*EXERCISE*
Reproduce the records below with every "data-point" switched to "marker" and all other text unchanged. Leave out the pictures.
** begin **
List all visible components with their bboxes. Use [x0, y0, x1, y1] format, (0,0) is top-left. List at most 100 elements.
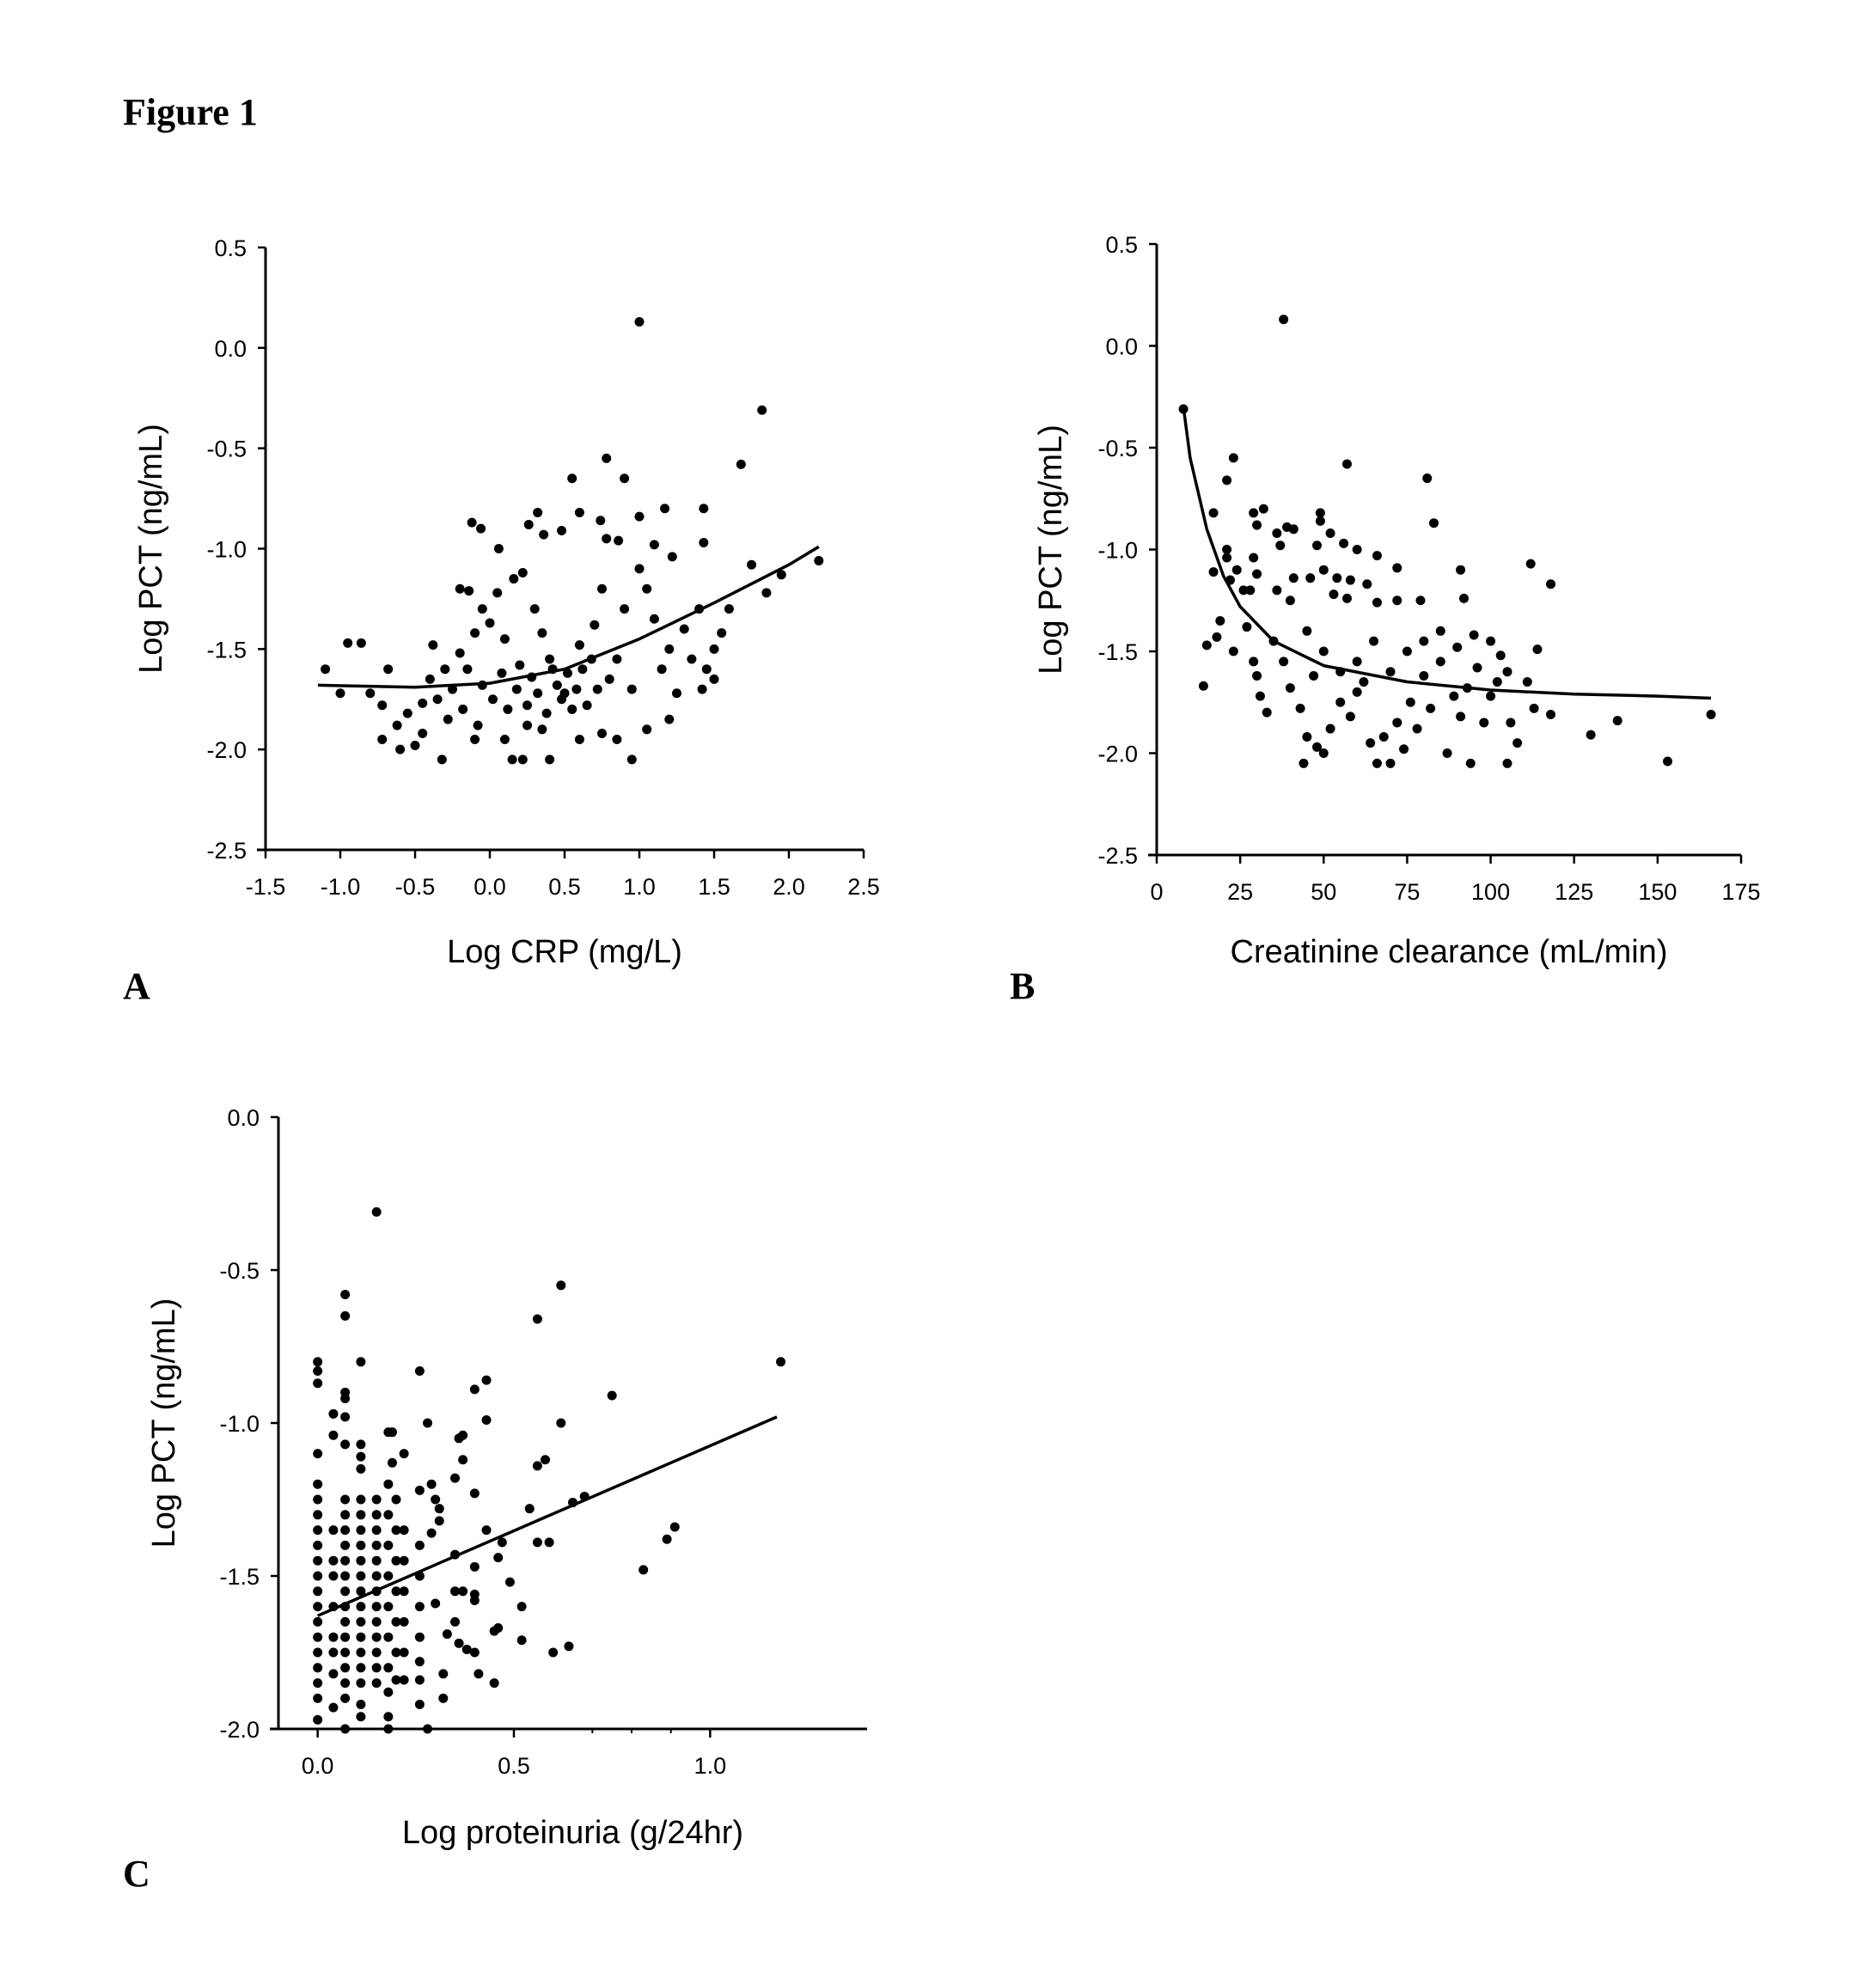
data-point: [356, 1712, 366, 1722]
data-point: [642, 583, 652, 594]
data-point: [574, 507, 584, 517]
data-point: [1272, 528, 1282, 539]
data-point: [1222, 553, 1232, 563]
data-point: [383, 1571, 394, 1581]
data-point: [426, 1479, 437, 1489]
y-tick-label: -1.0: [1097, 538, 1138, 564]
data-point: [391, 1647, 401, 1658]
data-point: [757, 405, 767, 415]
data-point: [709, 674, 719, 684]
data-point: [340, 1439, 351, 1450]
x-tick-label: 25: [1227, 879, 1253, 905]
data-point: [516, 1635, 527, 1646]
data-point: [497, 1537, 507, 1548]
data-point: [356, 638, 366, 648]
data-point: [532, 1314, 542, 1324]
data-point: [1422, 473, 1433, 484]
data-point: [1486, 636, 1496, 646]
data-point: [493, 1553, 504, 1563]
chart-panel-b: 0.5 0.0 -0.5 -1.0 -1.5 -2.0 -2.5 0 25 50 75 100 125 1…: [1010, 232, 1761, 1007]
data-point: [507, 754, 517, 765]
data-point: [612, 654, 622, 664]
y-axis-label: Log PCT (ng/mL): [146, 1298, 182, 1548]
data-point: [747, 559, 756, 570]
data-point: [462, 664, 473, 675]
data-point: [448, 684, 457, 694]
x-tick-label: 50: [1311, 879, 1336, 905]
data-point: [1366, 738, 1376, 748]
data-point: [1295, 703, 1305, 713]
data-point: [423, 1724, 433, 1734]
data-point: [1385, 667, 1396, 677]
data-point: [634, 316, 645, 327]
data-point: [356, 1571, 366, 1581]
data-point: [313, 1555, 323, 1566]
data-point: [1249, 508, 1259, 518]
data-point: [699, 537, 709, 547]
regression-line: [317, 1415, 778, 1617]
data-point: [544, 1537, 554, 1548]
data-point: [328, 1430, 339, 1440]
y-tick-label: -0.5: [206, 437, 247, 462]
data-point: [1312, 742, 1323, 752]
data-point: [557, 694, 567, 705]
data-point: [1392, 718, 1402, 728]
x-tick-label: -0.5: [395, 874, 436, 900]
data-point: [1252, 569, 1262, 579]
data-point: [458, 704, 468, 714]
data-point: [1279, 657, 1289, 667]
regression-line: [1182, 406, 1712, 700]
data-point: [383, 1712, 394, 1722]
data-point: [541, 708, 552, 718]
data-point: [356, 1602, 366, 1612]
data-point: [432, 694, 443, 705]
y-tick-label: -2.5: [1097, 843, 1138, 869]
data-point: [1495, 650, 1506, 661]
data-point: [383, 1540, 394, 1550]
data-point: [356, 1463, 366, 1474]
data-point: [402, 708, 412, 718]
data-point: [450, 1473, 460, 1483]
data-point: [356, 1555, 366, 1566]
data-point: [1546, 579, 1556, 589]
data-point: [1502, 667, 1512, 677]
data-point: [383, 1602, 394, 1612]
data-point: [545, 654, 555, 664]
data-point: [814, 556, 824, 566]
data-point: [1325, 724, 1335, 734]
data-point: [523, 519, 534, 529]
data-point: [1249, 657, 1259, 667]
data-point: [1305, 573, 1316, 583]
data-point: [539, 529, 549, 540]
data-point: [410, 740, 420, 750]
data-point: [423, 1418, 433, 1428]
data-point: [340, 1616, 351, 1627]
data-point: [473, 720, 483, 730]
data-point: [1369, 636, 1379, 646]
data-point: [434, 1516, 444, 1526]
data-point: [1532, 644, 1543, 655]
data-point: [467, 517, 477, 528]
data-point: [1452, 642, 1463, 652]
data-point: [391, 1675, 401, 1685]
data-point: [313, 1510, 323, 1520]
data-point: [458, 1455, 468, 1465]
data-point: [356, 1586, 366, 1597]
data-point: [340, 1494, 351, 1505]
data-point: [701, 664, 712, 675]
data-point: [1506, 718, 1516, 728]
data-point: [582, 700, 592, 711]
data-point: [1378, 732, 1389, 742]
data-point: [1492, 677, 1502, 687]
data-point: [1419, 670, 1429, 681]
data-point: [477, 604, 487, 614]
data-point: [365, 688, 376, 699]
data-point: [469, 1647, 480, 1658]
y-tick-label: 0.5: [1105, 232, 1138, 258]
data-point: [1465, 758, 1476, 768]
data-point: [469, 1384, 480, 1395]
data-point: [1372, 551, 1382, 561]
data-point: [1419, 636, 1429, 646]
data-point: [537, 628, 547, 638]
data-point: [1275, 541, 1286, 551]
** end **
*THE ANSWER*
List all visible components with their bboxes. Use [x0, y0, x1, y1] format, (0,0) is top-left. List at most 100 elements.
marker: [356, 1712, 366, 1722]
marker: [642, 583, 652, 594]
marker: [574, 507, 584, 517]
marker: [1272, 528, 1282, 539]
marker: [1222, 553, 1232, 563]
marker: [383, 1571, 394, 1581]
marker: [426, 1479, 437, 1489]
y-tick-label: -1.0: [1097, 538, 1138, 564]
marker: [391, 1647, 401, 1658]
marker: [757, 405, 767, 415]
marker: [709, 674, 719, 684]
marker: [340, 1439, 351, 1450]
x-tick-label: 25: [1227, 879, 1253, 905]
marker: [516, 1635, 527, 1646]
marker: [497, 1537, 507, 1548]
marker: [356, 638, 366, 648]
marker: [532, 1314, 542, 1324]
marker: [1422, 473, 1433, 484]
marker: [1486, 636, 1496, 646]
marker: [493, 1553, 504, 1563]
chart-panel-b: 0.5 0.0 -0.5 -1.0 -1.5 -2.0 -2.5 0 25 50 75 100 125 1…: [1010, 232, 1761, 1007]
marker: [507, 754, 517, 765]
marker: [612, 654, 622, 664]
y-axis-label: Log PCT (ng/mL): [146, 1298, 182, 1548]
marker: [747, 559, 756, 570]
marker: [462, 664, 473, 675]
marker: [448, 684, 457, 694]
x-tick-label: 50: [1311, 879, 1336, 905]
marker: [1366, 738, 1376, 748]
marker: [1295, 703, 1305, 713]
marker: [423, 1724, 433, 1734]
marker: [1385, 667, 1396, 677]
marker: [634, 316, 645, 327]
marker: [356, 1571, 366, 1581]
marker: [313, 1555, 323, 1566]
marker: [1249, 508, 1259, 518]
marker: [699, 537, 709, 547]
regression-line: [317, 1415, 778, 1617]
marker: [544, 1537, 554, 1548]
marker: [328, 1430, 339, 1440]
y-tick-label: -0.5: [206, 437, 247, 462]
marker: [1312, 742, 1323, 752]
marker: [557, 694, 567, 705]
marker: [1392, 718, 1402, 728]
x-tick-label: -0.5: [395, 874, 436, 900]
marker: [1252, 569, 1262, 579]
marker: [458, 704, 468, 714]
marker: [1279, 657, 1289, 667]
regression-line: [1182, 406, 1712, 700]
marker: [383, 1712, 394, 1722]
marker: [541, 708, 552, 718]
marker: [356, 1602, 366, 1612]
marker: [432, 694, 443, 705]
y-tick-label: -2.5: [1097, 843, 1138, 869]
marker: [1495, 650, 1506, 661]
marker: [383, 1540, 394, 1550]
marker: [356, 1463, 366, 1474]
marker: [402, 708, 412, 718]
marker: [450, 1473, 460, 1483]
marker: [356, 1555, 366, 1566]
marker: [1546, 579, 1556, 589]
marker: [1502, 667, 1512, 677]
marker: [383, 1602, 394, 1612]
marker: [545, 654, 555, 664]
marker: [814, 556, 824, 566]
marker: [1325, 724, 1335, 734]
marker: [523, 519, 534, 529]
marker: [1249, 657, 1259, 667]
marker: [1305, 573, 1316, 583]
marker: [539, 529, 549, 540]
marker: [410, 740, 420, 750]
marker: [423, 1418, 433, 1428]
marker: [340, 1616, 351, 1627]
marker: [473, 720, 483, 730]
marker: [1369, 636, 1379, 646]
marker: [434, 1516, 444, 1526]
marker: [1532, 644, 1543, 655]
marker: [467, 517, 477, 528]
marker: [1452, 642, 1463, 652]
marker: [391, 1675, 401, 1685]
marker: [313, 1510, 323, 1520]
marker: [458, 1455, 468, 1465]
marker: [356, 1586, 366, 1597]
marker: [340, 1494, 351, 1505]
marker: [701, 664, 712, 675]
marker: [1506, 718, 1516, 728]
marker: [582, 700, 592, 711]
marker: [1378, 732, 1389, 742]
marker: [1492, 677, 1502, 687]
marker: [1419, 670, 1429, 681]
marker: [477, 604, 487, 614]
marker: [365, 688, 376, 699]
marker: [469, 1647, 480, 1658]
y-tick-label: 0.5: [1105, 232, 1138, 258]
marker: [1465, 758, 1476, 768]
marker: [469, 1384, 480, 1395]
marker: [1372, 551, 1382, 561]
marker: [1419, 636, 1429, 646]
marker: [537, 628, 547, 638]
marker: [1275, 541, 1286, 551]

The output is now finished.